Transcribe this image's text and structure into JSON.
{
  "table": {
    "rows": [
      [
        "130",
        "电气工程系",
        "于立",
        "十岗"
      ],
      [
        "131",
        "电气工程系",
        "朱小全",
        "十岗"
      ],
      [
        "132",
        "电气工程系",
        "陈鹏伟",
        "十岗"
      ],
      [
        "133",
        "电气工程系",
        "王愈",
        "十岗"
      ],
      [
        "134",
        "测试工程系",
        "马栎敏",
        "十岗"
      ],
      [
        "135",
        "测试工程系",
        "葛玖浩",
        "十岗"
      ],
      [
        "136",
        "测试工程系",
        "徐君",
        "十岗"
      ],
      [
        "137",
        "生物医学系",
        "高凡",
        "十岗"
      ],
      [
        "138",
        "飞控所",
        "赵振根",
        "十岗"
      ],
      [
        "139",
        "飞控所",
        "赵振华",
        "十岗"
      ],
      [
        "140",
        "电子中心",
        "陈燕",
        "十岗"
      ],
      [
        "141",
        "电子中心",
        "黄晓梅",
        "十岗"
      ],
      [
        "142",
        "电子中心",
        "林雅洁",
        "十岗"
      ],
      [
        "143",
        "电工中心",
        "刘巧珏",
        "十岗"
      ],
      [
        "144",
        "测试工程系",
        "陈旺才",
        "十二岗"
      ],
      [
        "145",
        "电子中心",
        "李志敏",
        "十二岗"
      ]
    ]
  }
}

• **What the task requires**:
Using the material above, print every entry exactly as written.

• **Exercise output**:
Transcribe this image's text and structure into JSON.
{
  "table": {
    "rows": [
      [
        "130",
        "电气工程系",
        "于立",
        "十岗"
      ],
      [
        "131",
        "电气工程系",
        "朱小全",
        "十岗"
      ],
      [
        "132",
        "电气工程系",
        "陈鹏伟",
        "十岗"
      ],
      [
        "133",
        "电气工程系",
        "王愈",
        "十岗"
      ],
      [
        "134",
        "测试工程系",
        "马栎敏",
        "十岗"
      ],
      [
        "135",
        "测试工程系",
        "葛玖浩",
        "十岗"
      ],
      [
        "136",
        "测试工程系",
        "徐君",
        "十岗"
      ],
      [
        "137",
        "生物医学系",
        "高凡",
        "十岗"
      ],
      [
        "138",
        "飞控所",
        "赵振根",
        "十岗"
      ],
      [
        "139",
        "飞控所",
        "赵振华",
        "十岗"
      ],
      [
        "140",
        "电子中心",
        "陈燕",
        "十岗"
      ],
      [
        "141",
        "电子中心",
        "黄晓梅",
        "十岗"
      ],
      [
        "142",
        "电子中心",
        "林雅洁",
        "十岗"
      ],
      [
        "143",
        "电工中心",
        "刘巧珏",
        "十岗"
      ],
      [
        "144",
        "测试工程系",
        "陈旺才",
        "十二岗"
      ],
      [
        "145",
        "电子中心",
        "李志敏",
        "十二岗"
      ]
    ]
  }
}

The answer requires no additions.